START

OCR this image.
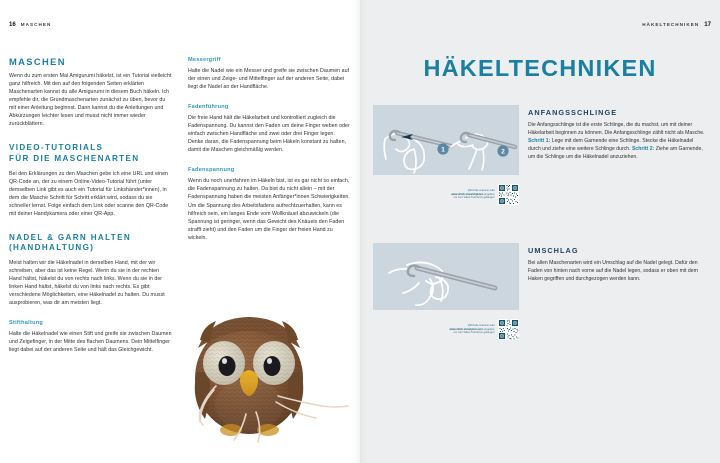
16 MASCHEN
MASCHEN

Wenn du zum ersten Mal Amigurumi häkelst, ist ein Tutorial vielleicht ganz hilfreich. Mit den auf den folgenden Seiten erklärten Maschenarten kannst du alle Amigurumi in diesem Buch häkeln. Ich empfehle dir, die Grundmaschenarten zunächst zu üben, bevor du mit einer Anleitung beginnst. Dann kannst du die Anleitungen und Abkürzungen leichter lesen und musst nicht immer wieder zurückblättern.

VIDEO-TUTORIALS
FÜR DIE MASCHENARTEN

Bei den Erklärungen zu den Maschen gebe ich eine URL und einen QR-Code an, der zu einem Online-Video-Tutorial führt (unter demselben Link gibt es auch ein Tutorial für Linkshänder*innen), in dem die Masche Schritt für Schritt erklärt wird, sodass du sie schneller lernst. Folge einfach dem Link oder scanne den QR-Code mit deiner Handykamera oder einer QR-App.

NADEL & GARN HALTEN
(HANDHALTUNG)

Meist halten wir die Häkelnadel in derselben Hand, mit der wir schreiben, aber das ist keine Regel. Wenn du sie in der rechten Hand hältst, häkelst du von rechts nach links. Wenn du sie in der linken Hand hältst, häkelst du von links nach rechts. Es gibt verschiedene Möglichkeiten, eine Häkelnadel zu halten. Du musst ausprobieren, was dir am meisten liegt.

Stifthaltung

Halte die Häkelnadel wie einen Stift und greife sie zwischen Daumen und Zeigefinger, in der Mitte des flachen Daumens. Dein Mittelfinger liegt dabei auf der anderen Seite und hält das Gleichgewicht.

Messergriff

Halte die Nadel wie ein Messer und greife sie zwischen Daumen auf der einen und Zeige- und Mittelfinger auf der anderen Seite, dabei liegt die Nadel an der Handfläche.

Fadenführung

Die freie Hand hält die Häkelarbeit und kontrolliert zugleich die Fadenspannung. Du kannst den Faden um deine Finger weben oder einfach zwischen Handfläche und zwei oder drei Finger legen. Denke daran, die Fadenspannung beim Häkeln konstant zu halten, damit die Maschen gleichmäßig werden.

Fadenspannung

Wenn du noch unerfahren im Häkeln bist, ist es gar nicht so einfach, die Fadenspannung zu halten. Da bist du nicht allein – mit der Fadenspannung haben die meisten Anfänger*innen Schwierigkeiten. Um die Spannung des Arbeitsfadens aufrechtzuerhalten, kann es hilfreich sein, ein langes Ende vom Wollknäuel abzuwickeln (die Spannung ist geringer, wenn das Gewicht des Knäuels den Faden strafft zieht) und den Faden um die Finger der freien Hand zu wickeln.

HÄKELTECHNIKEN 17
HÄKELTECHNIKEN
1	2
QR-Code scannen oder
www.stitch.show/slipknot eingeben,
um zum Video-Tutorial zu gelangen.
ANFANGSSCHLINGE

Die Anfangsschlinge ist die erste Schlinge, die du machst, um mit deiner Häkelarbeit beginnen zu können. Die Anfangsschlinge zählt nicht als Masche. Schritt 1: Lege mit dem Garnende eine Schlinge. Stecke die Häkelnadel durch und ziehe eine weitere Schlinge durch. Schritt 2: Ziehe am Garnende, um die Schlinge um die Häkelnadel anzuziehen.

QR-Code scannen oder
www.stitch.show/yarn-over eingeben,
um zum Video-Tutorial zu gelangen.
UMSCHLAG

Bei allen Maschenarten wird ein Umschlag auf die Nadel gelegt. Dafür den Faden von hinten nach vorne auf die Nadel legen, sodass er oben mit dem Haken gegriffen und durchgezogen werden kann.
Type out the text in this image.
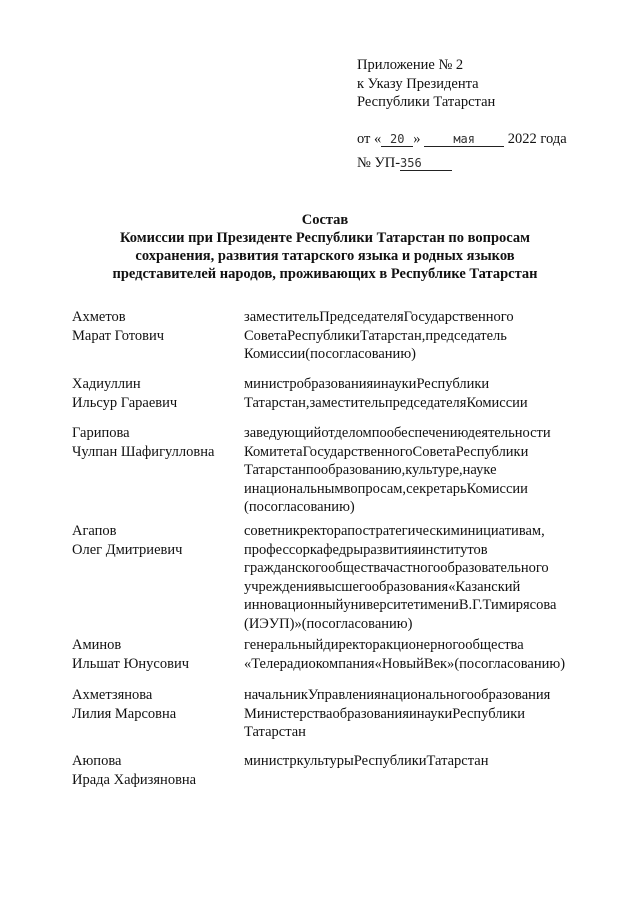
Приложение № 2
к Указу Президента
Республики Татарстан
от « 20 »	мая 2022 года
№ УП-356
Состав
Комиссии при Президенте Республики Татарстан по вопросам
сохранения, развития татарского языка и родных языков
представителей народов, проживающих в Республике Татарстан
Ахметов
Марат Готович
заместительПредседателяГосударственного
СоветаРеспубликиТатарстан,председатель
Комиссии(посогласованию)
Хадиуллин
Ильсур Гараевич
министробразованияинаукиРеспублики
Татарстан,заместительпредседателяКомиссии
Гарипова
Чулпан Шафигулловна
заведующийотделомпообеспечениюдеятельности
КомитетаГосударственногоСоветаРеспублики
Татарстанпообразованию,культуре,науке
инациональнымвопросам,секретарьКомиссии
(посогласованию)
Агапов
Олег Дмитриевич
советникректорапостратегическиминициативам,
профессоркафедрыразвитияинститутов
гражданскогообществачастногообразовательного
учреждениявысшегообразования«Казанский
инновационныйуниверситетимениВ.Г.Тимирясова
(ИЭУП)»(посогласованию)
Аминов
Ильшат Юнусович
генеральныйдиректоракционерногообщества
«Телерадиокомпания«НовыйВек»(посогласованию)
Ахметзянова
Лилия Марсовна
начальникУправлениянациональногообразования
МинистерстваобразованияинаукиРеспублики
Татарстан
Аюпова
Ирада Хафизяновна
министркультурыРеспубликиТатарстан
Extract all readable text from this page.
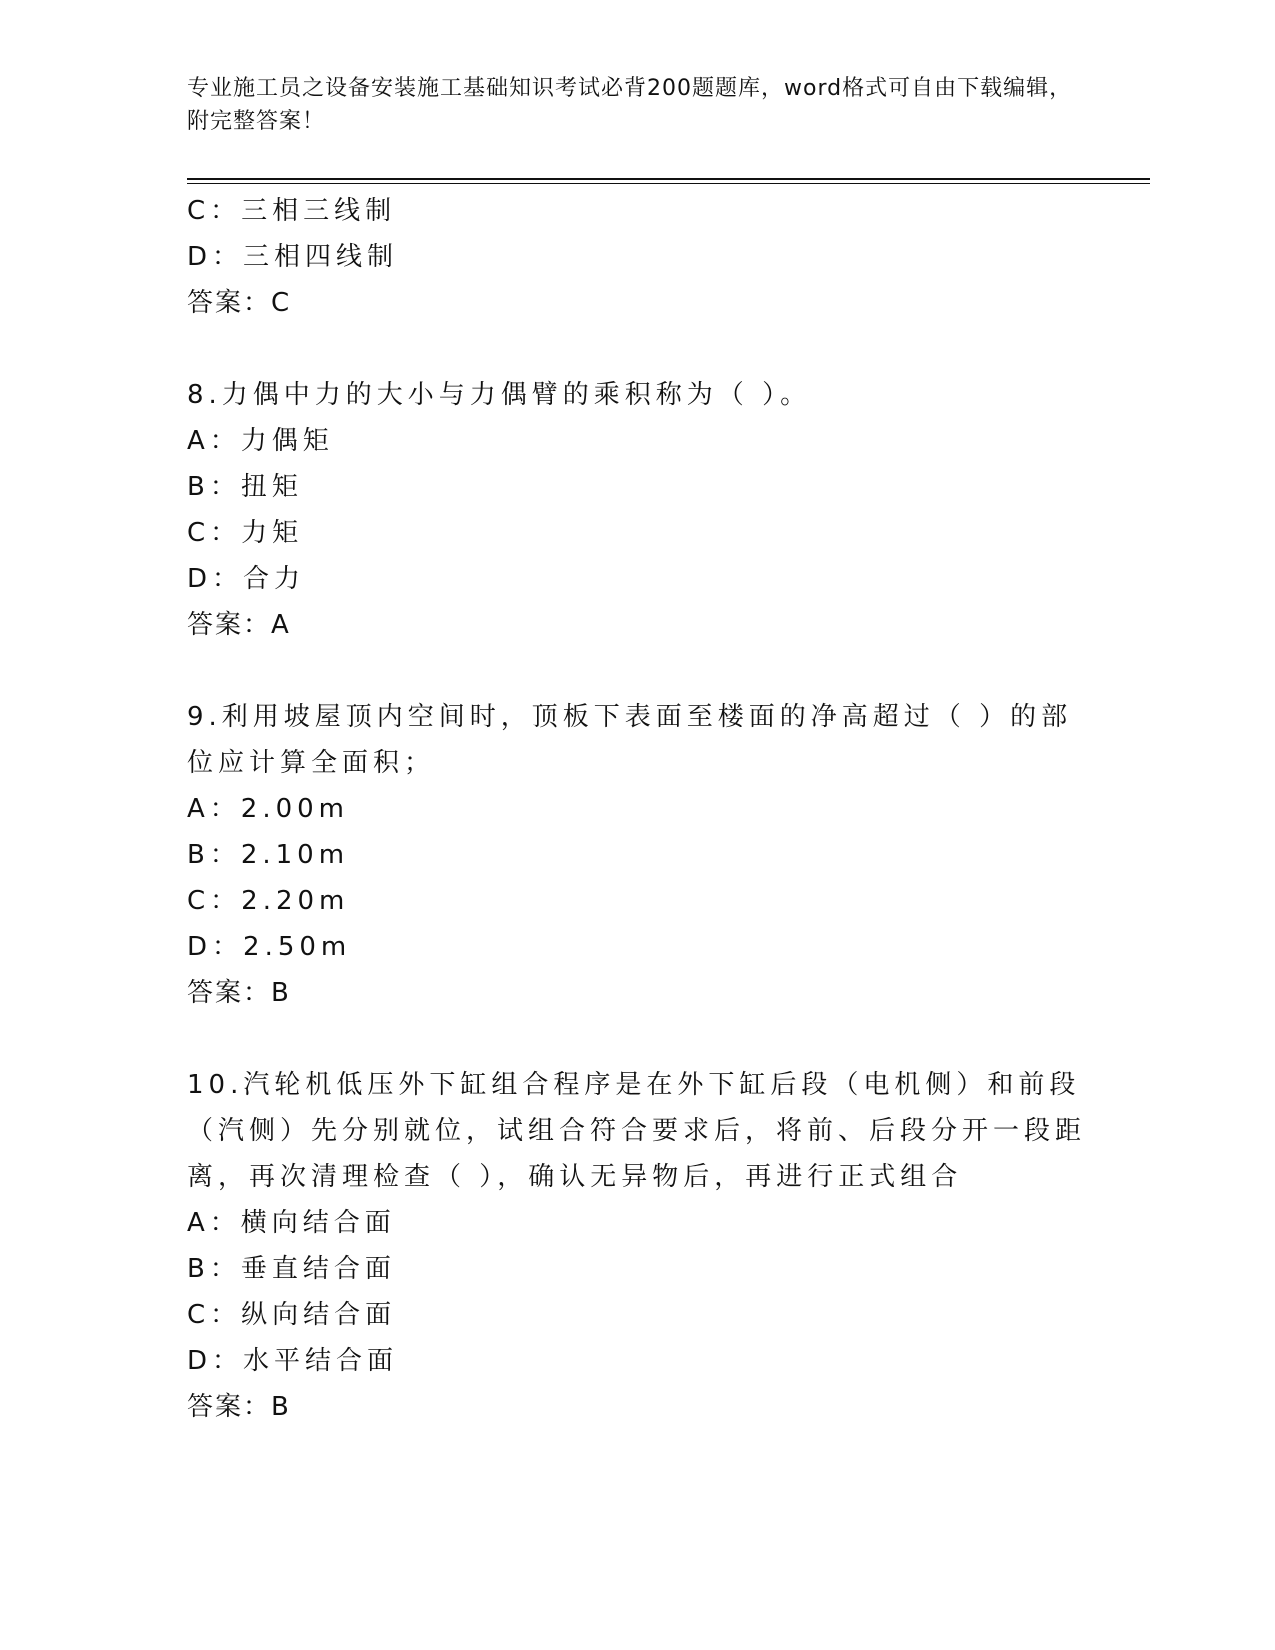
专业施工员之设备安装施工基础知识考试必背200题题库，word格式可自由下载编辑，附完整答案！
C：三相三线制
D：三相四线制
答案：C
8.力偶中力的大小与力偶臂的乘积称为（ ）。
A：力偶矩
B：扭矩
C：力矩
D：合力
答案：A
9.利用坡屋顶内空间时，顶板下表面至楼面的净高超过（ ）的部位应计算全面积；
A：2.00m
B：2.10m
C：2.20m
D：2.50m
答案：B
10.汽轮机低压外下缸组合程序是在外下缸后段（电机侧）和前段（汽侧）先分别就位，试组合符合要求后，将前、后段分开一段距离，再次清理检查（ ），确认无异物后，再进行正式组合
A：横向结合面
B：垂直结合面
C：纵向结合面
D：水平结合面
答案：B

END

WHAT THE TASK REQUIRES
Go through the listing above and write it out again exactly, dropping the pictures.

RESULT OF THE EXERCISE
OCR this image.
16 MASCHEN
MASCHEN

Wenn du zum ersten Mal Amigurumi häkelst, ist ein Tutorial vielleicht ganz hilfreich. Mit den auf den folgenden Seiten erklärten Maschenarten kannst du alle Amigurumi in diesem Buch häkeln. Ich empfehle dir, die Grundmaschenarten zunächst zu üben, bevor du mit einer Anleitung beginnst. Dann kannst du die Anleitungen und Abkürzungen leichter lesen und musst nicht immer wieder zurückblättern.

VIDEO-TUTORIALS
FÜR DIE MASCHENARTEN

Bei den Erklärungen zu den Maschen gebe ich eine URL und einen QR-Code an, der zu einem Online-Video-Tutorial führt (unter demselben Link gibt es auch ein Tutorial für Linkshänder*innen), in dem die Masche Schritt für Schritt erklärt wird, sodass du sie schneller lernst. Folge einfach dem Link oder scanne den QR-Code mit deiner Handykamera oder einer QR-App.

NADEL & GARN HALTEN
(HANDHALTUNG)

Meist halten wir die Häkelnadel in derselben Hand, mit der wir schreiben, aber das ist keine Regel. Wenn du sie in der rechten Hand hältst, häkelst du von rechts nach links. Wenn du sie in der linken Hand hältst, häkelst du von links nach rechts. Es gibt verschiedene Möglichkeiten, eine Häkelnadel zu halten. Du musst ausprobieren, was dir am meisten liegt.

Stifthaltung

Halte die Häkelnadel wie einen Stift und greife sie zwischen Daumen und Zeigefinger, in der Mitte des flachen Daumens. Dein Mittelfinger liegt dabei auf der anderen Seite und hält das Gleichgewicht.

Messergriff

Halte die Nadel wie ein Messer und greife sie zwischen Daumen auf der einen und Zeige- und Mittelfinger auf der anderen Seite, dabei liegt die Nadel an der Handfläche.

Fadenführung

Die freie Hand hält die Häkelarbeit und kontrolliert zugleich die Fadenspannung. Du kannst den Faden um deine Finger weben oder einfach zwischen Handfläche und zwei oder drei Finger legen. Denke daran, die Fadenspannung beim Häkeln konstant zu halten, damit die Maschen gleichmäßig werden.

Fadenspannung

Wenn du noch unerfahren im Häkeln bist, ist es gar nicht so einfach, die Fadenspannung zu halten. Da bist du nicht allein – mit der Fadenspannung haben die meisten Anfänger*innen Schwierigkeiten. Um die Spannung des Arbeitsfadens aufrechtzuerhalten, kann es hilfreich sein, ein langes Ende vom Wollknäuel abzuwickeln (die Spannung ist geringer, wenn das Gewicht des Knäuels den Faden strafft zieht) und den Faden um die Finger der freien Hand zu wickeln.

HÄKELTECHNIKEN 17
HÄKELTECHNIKEN
1	2
QR-Code scannen oder
www.stitch.show/slipknot eingeben,
um zum Video-Tutorial zu gelangen.
ANFANGSSCHLINGE

Die Anfangsschlinge ist die erste Schlinge, die du machst, um mit deiner Häkelarbeit beginnen zu können. Die Anfangsschlinge zählt nicht als Masche. Schritt 1: Lege mit dem Garnende eine Schlinge. Stecke die Häkelnadel durch und ziehe eine weitere Schlinge durch. Schritt 2: Ziehe am Garnende, um die Schlinge um die Häkelnadel anzuziehen.

QR-Code scannen oder
www.stitch.show/yarn-over eingeben,
um zum Video-Tutorial zu gelangen.
UMSCHLAG

Bei allen Maschenarten wird ein Umschlag auf die Nadel gelegt. Dafür den Faden von hinten nach vorne auf die Nadel legen, sodass er oben mit dem Haken gegriffen und durchgezogen werden kann.
Type out the text in this image.
Приложение № 2
к Указу Президента
Республики Татарстан
от « 20 »	мая 2022 года
№ УП-356
Состав
Комиссии при Президенте Республики Татарстан по вопросам
сохранения, развития татарского языка и родных языков
представителей народов, проживающих в Республике Татарстан
Ахметов
Марат Готович
заместительПредседателяГосударственного
СоветаРеспубликиТатарстан,председатель
Комиссии(посогласованию)
Хадиуллин
Ильсур Гараевич
министробразованияинаукиРеспублики
Татарстан,заместительпредседателяКомиссии
Гарипова
Чулпан Шафигулловна
заведующийотделомпообеспечениюдеятельности
КомитетаГосударственногоСоветаРеспублики
Татарстанпообразованию,культуре,науке
инациональнымвопросам,секретарьКомиссии
(посогласованию)
Агапов
Олег Дмитриевич
советникректорапостратегическиминициативам,
профессоркафедрыразвитияинститутов
гражданскогообществачастногообразовательного
учреждениявысшегообразования«Казанский
инновационныйуниверситетимениВ.Г.Тимирясова
(ИЭУП)»(посогласованию)
Аминов
Ильшат Юнусович
генеральныйдиректоракционерногообщества
«Телерадиокомпания«НовыйВек»(посогласованию)
Ахметзянова
Лилия Марсовна
начальникУправлениянациональногообразования
МинистерстваобразованияинаукиРеспублики
Татарстан
Аюпова
Ирада Хафизяновна
министркультурыРеспубликиТатарстан
Extract all readable text from this page.
专业施工员之设备安装施工基础知识考试必背200题题库，word格式可自由下载编辑，附完整答案！
C：三相三线制
D：三相四线制
答案：C
8.力偶中力的大小与力偶臂的乘积称为（ ）。
A：力偶矩
B：扭矩
C：力矩
D：合力
答案：A
9.利用坡屋顶内空间时，顶板下表面至楼面的净高超过（ ）的部位应计算全面积；
A：2.00m
B：2.10m
C：2.20m
D：2.50m
答案：B
10.汽轮机低压外下缸组合程序是在外下缸后段（电机侧）和前段（汽侧）先分别就位，试组合符合要求后，将前、后段分开一段距离，再次清理检查（ ），确认无异物后，再进行正式组合
A：横向结合面
B：垂直结合面
C：纵向结合面
D：水平结合面
答案：B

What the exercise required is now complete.